** START OF Given entries **
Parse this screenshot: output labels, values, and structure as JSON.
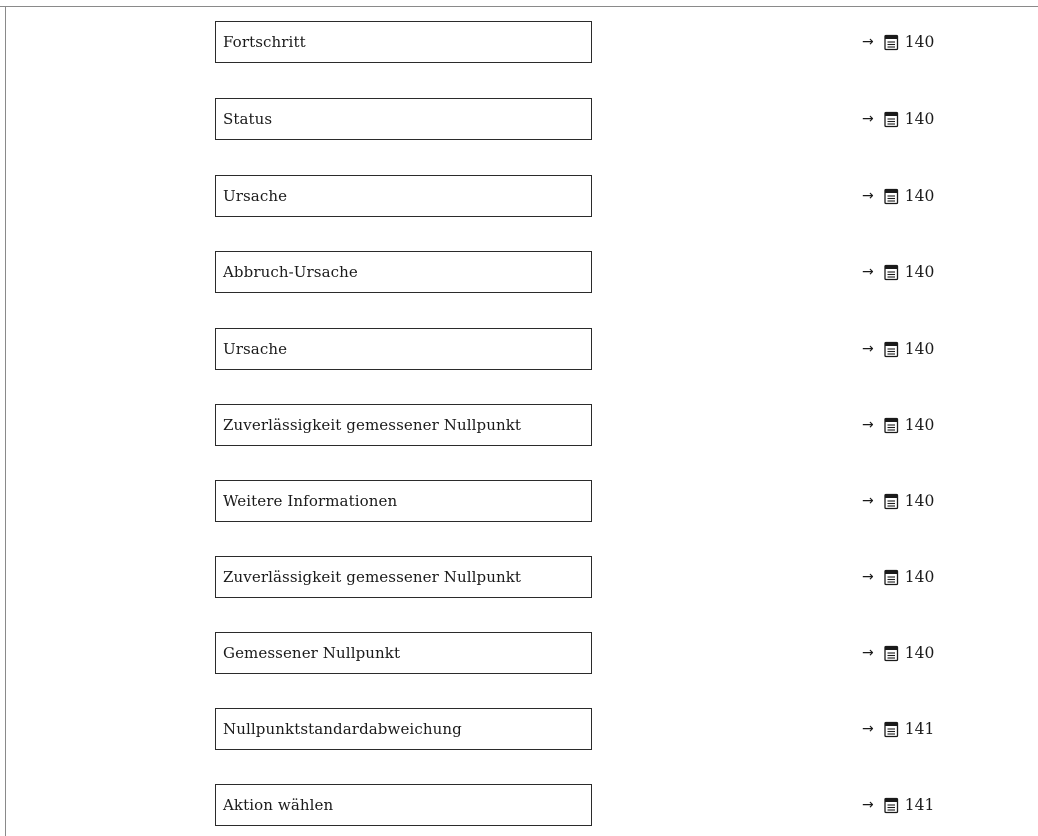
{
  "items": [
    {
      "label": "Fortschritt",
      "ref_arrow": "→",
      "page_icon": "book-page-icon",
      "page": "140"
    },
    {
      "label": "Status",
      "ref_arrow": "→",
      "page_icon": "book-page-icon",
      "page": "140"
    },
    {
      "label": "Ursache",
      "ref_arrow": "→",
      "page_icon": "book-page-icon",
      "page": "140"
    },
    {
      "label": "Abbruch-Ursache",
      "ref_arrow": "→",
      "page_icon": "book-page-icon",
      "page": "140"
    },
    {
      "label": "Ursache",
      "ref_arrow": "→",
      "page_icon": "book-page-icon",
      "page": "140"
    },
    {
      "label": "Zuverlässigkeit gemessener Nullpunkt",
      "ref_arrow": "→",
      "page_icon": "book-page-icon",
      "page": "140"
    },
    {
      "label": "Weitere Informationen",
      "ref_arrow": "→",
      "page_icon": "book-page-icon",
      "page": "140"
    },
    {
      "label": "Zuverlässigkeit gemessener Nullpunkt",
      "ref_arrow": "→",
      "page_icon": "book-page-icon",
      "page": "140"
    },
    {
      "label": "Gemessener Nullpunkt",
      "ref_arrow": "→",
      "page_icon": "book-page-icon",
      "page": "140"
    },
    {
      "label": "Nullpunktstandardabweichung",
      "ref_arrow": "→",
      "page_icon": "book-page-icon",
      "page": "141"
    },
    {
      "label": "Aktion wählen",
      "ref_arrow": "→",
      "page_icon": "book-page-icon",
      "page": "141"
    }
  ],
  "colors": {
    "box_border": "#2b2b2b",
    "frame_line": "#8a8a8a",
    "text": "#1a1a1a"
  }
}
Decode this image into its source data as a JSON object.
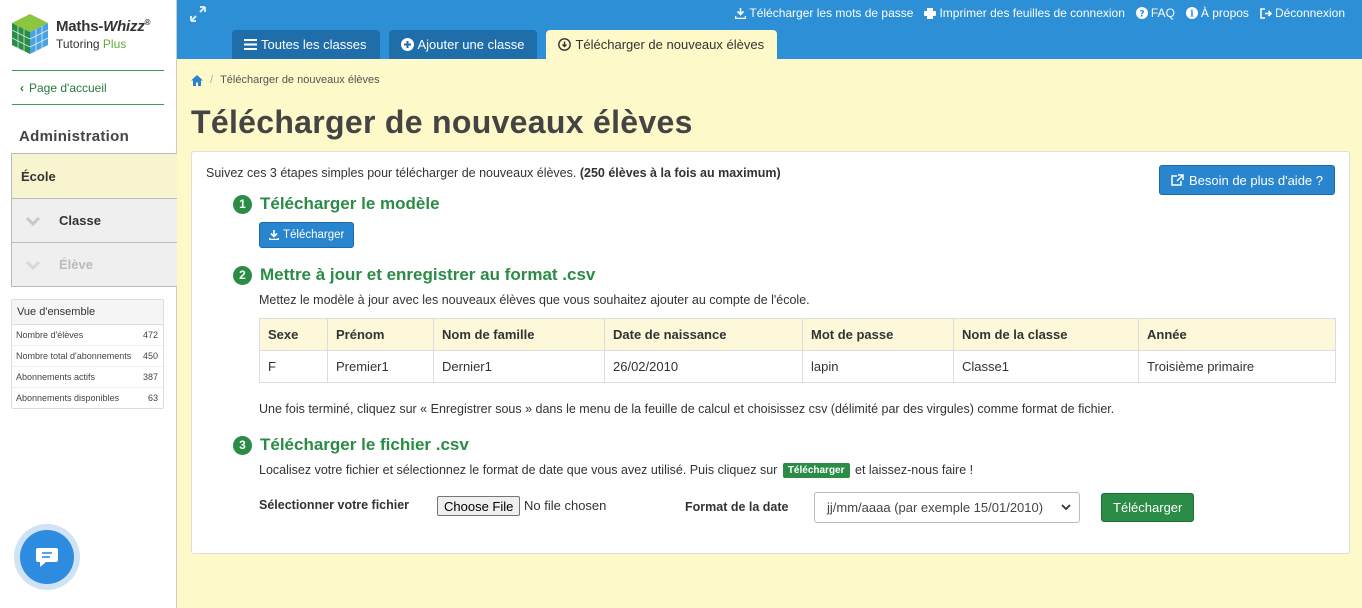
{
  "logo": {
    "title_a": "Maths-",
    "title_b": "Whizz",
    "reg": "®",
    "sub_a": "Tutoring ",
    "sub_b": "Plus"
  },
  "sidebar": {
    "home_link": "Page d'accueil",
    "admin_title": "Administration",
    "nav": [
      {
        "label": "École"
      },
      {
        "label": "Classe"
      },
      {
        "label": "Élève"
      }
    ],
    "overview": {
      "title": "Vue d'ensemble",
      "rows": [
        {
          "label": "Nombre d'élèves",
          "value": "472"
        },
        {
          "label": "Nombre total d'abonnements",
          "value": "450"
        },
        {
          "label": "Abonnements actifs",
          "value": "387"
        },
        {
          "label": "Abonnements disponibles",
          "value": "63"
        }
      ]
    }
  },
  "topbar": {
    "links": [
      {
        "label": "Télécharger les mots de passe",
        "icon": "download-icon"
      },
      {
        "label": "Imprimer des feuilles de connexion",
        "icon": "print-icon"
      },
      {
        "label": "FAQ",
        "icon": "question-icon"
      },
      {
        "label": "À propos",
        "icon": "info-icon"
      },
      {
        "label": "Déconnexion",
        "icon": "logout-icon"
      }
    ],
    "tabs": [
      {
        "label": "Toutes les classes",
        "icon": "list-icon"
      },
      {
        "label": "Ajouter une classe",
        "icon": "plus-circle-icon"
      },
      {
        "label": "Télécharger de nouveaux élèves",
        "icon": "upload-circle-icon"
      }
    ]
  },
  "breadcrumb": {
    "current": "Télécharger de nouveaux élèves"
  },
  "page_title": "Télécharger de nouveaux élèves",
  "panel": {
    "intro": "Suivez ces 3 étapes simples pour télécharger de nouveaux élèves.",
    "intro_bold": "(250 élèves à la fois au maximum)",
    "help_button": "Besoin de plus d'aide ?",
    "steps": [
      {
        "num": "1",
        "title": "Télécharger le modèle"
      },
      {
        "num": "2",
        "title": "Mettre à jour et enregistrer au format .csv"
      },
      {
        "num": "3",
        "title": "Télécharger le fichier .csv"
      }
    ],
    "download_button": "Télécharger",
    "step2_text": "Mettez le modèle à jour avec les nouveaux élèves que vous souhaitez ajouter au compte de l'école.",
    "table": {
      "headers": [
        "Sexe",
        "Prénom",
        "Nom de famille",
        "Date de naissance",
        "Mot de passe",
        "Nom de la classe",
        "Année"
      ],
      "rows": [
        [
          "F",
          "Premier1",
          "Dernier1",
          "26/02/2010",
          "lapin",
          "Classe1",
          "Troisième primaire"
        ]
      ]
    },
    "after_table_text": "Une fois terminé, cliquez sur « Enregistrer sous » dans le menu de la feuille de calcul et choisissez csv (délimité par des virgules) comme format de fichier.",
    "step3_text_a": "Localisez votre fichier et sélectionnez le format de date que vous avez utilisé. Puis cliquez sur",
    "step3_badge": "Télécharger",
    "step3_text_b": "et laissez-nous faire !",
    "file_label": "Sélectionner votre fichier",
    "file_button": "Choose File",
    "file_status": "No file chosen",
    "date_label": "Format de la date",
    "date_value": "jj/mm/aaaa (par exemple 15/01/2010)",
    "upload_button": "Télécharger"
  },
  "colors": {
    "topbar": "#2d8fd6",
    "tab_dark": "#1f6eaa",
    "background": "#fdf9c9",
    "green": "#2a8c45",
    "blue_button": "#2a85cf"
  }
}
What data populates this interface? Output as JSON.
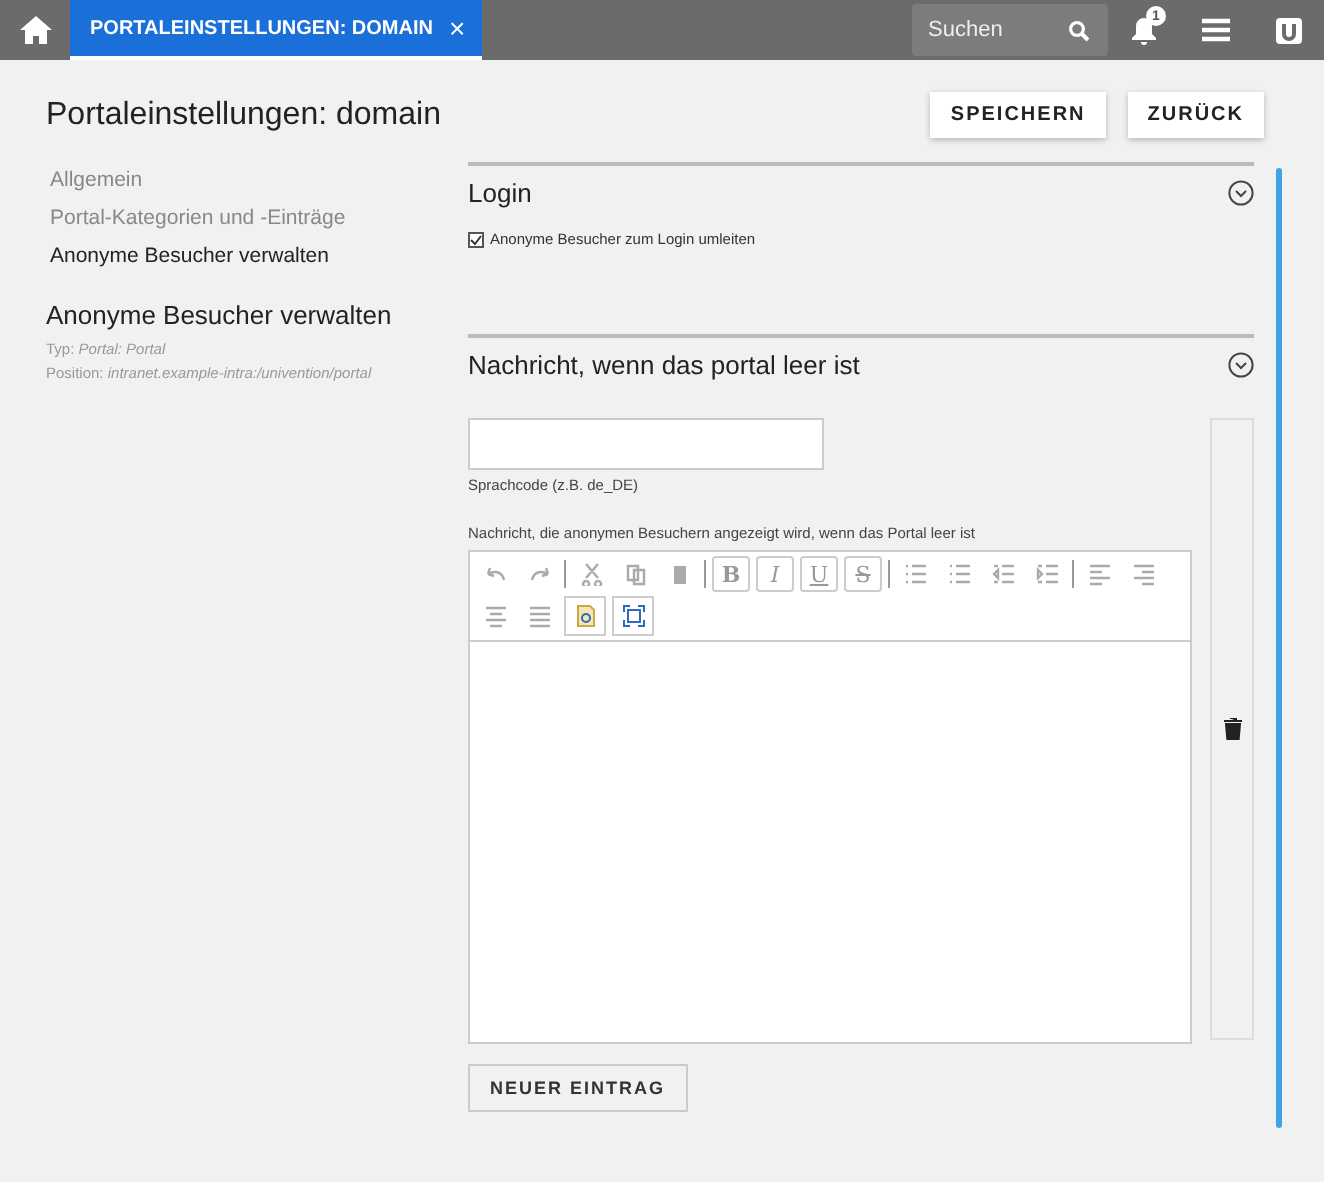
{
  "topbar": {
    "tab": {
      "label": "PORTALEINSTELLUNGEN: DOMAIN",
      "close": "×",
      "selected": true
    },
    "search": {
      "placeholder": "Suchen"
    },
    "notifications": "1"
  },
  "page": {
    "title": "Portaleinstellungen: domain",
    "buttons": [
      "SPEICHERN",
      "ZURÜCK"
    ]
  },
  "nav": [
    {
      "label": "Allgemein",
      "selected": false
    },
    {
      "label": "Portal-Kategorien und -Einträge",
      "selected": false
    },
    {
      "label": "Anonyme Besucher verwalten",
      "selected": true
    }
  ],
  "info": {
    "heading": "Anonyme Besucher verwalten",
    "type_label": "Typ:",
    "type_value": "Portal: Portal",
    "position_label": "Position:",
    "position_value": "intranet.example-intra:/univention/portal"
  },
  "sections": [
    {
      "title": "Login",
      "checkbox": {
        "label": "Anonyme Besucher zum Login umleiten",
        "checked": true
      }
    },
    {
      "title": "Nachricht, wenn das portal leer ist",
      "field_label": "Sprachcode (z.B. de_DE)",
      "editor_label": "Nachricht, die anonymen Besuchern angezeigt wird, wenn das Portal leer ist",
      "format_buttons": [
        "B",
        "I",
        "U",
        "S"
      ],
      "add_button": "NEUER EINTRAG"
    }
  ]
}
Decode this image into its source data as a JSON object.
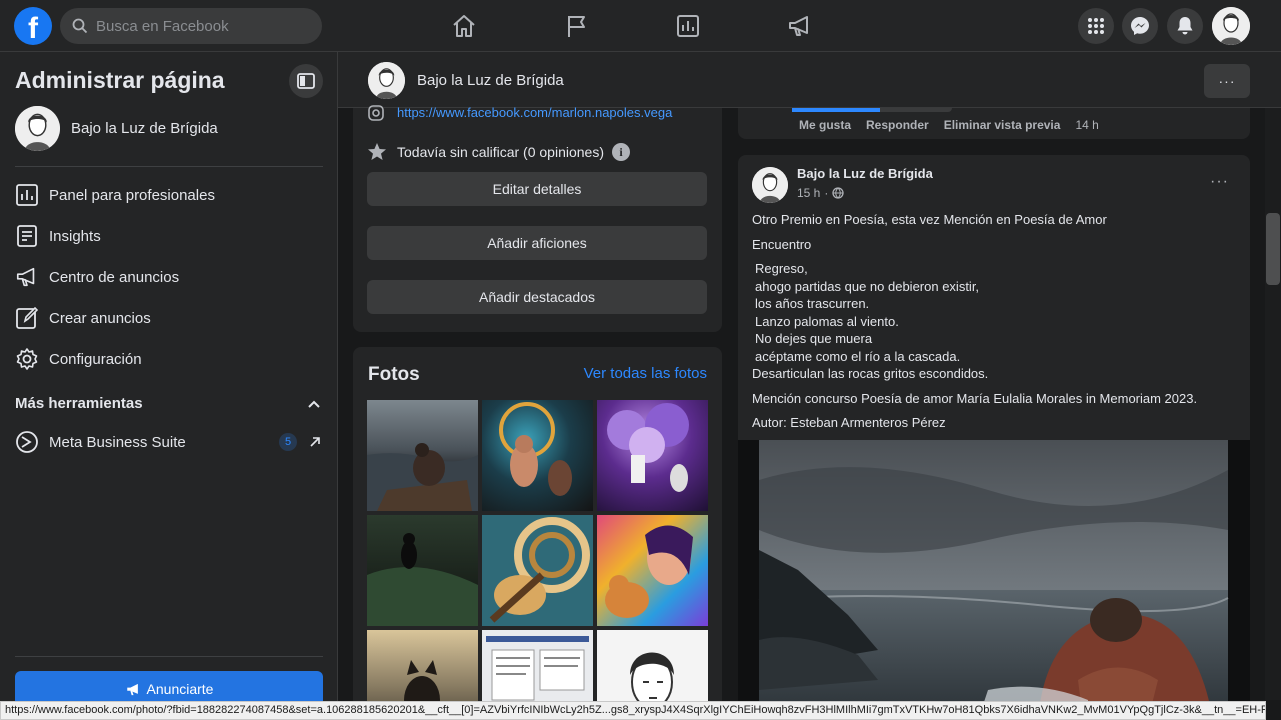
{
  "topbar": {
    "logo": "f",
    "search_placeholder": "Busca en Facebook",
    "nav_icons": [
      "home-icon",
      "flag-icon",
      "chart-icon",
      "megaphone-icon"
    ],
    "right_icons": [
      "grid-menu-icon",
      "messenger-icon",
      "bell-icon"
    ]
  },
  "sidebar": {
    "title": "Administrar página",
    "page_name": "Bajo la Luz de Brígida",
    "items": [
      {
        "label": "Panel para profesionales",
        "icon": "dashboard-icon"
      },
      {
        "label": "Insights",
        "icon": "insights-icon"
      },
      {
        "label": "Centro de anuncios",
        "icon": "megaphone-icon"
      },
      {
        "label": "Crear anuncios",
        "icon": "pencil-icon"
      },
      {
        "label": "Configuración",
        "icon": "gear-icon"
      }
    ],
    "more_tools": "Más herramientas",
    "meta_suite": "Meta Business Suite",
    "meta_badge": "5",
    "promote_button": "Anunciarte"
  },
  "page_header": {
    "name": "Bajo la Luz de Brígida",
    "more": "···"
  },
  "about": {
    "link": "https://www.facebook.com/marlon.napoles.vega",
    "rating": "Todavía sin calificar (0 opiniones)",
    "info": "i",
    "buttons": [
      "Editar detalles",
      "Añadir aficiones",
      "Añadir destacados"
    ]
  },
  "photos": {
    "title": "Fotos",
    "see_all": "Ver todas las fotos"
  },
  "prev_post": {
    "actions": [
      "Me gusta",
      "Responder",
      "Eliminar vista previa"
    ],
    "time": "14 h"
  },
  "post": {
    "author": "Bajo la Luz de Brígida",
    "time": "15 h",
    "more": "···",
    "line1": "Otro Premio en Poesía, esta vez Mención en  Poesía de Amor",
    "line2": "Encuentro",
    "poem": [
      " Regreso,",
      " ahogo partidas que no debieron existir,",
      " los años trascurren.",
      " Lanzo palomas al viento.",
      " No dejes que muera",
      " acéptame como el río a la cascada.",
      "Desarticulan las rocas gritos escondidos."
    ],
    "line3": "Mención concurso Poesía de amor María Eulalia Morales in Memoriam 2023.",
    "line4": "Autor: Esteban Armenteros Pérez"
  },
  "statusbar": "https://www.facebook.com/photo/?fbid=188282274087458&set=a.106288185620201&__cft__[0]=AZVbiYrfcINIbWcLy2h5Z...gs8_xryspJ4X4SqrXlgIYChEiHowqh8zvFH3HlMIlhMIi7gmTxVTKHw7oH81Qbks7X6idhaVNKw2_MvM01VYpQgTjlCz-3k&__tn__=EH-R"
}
** END OF Given entries **
• _What to do_: Search the data for the word "wenn" and copy each line where it appears.

• _Solution for this task_:
      "title": "Nachricht, wenn das portal leer ist",
      "editor_label": "Nachricht, die anonymen Besuchern angezeigt wird, wenn das Portal leer ist",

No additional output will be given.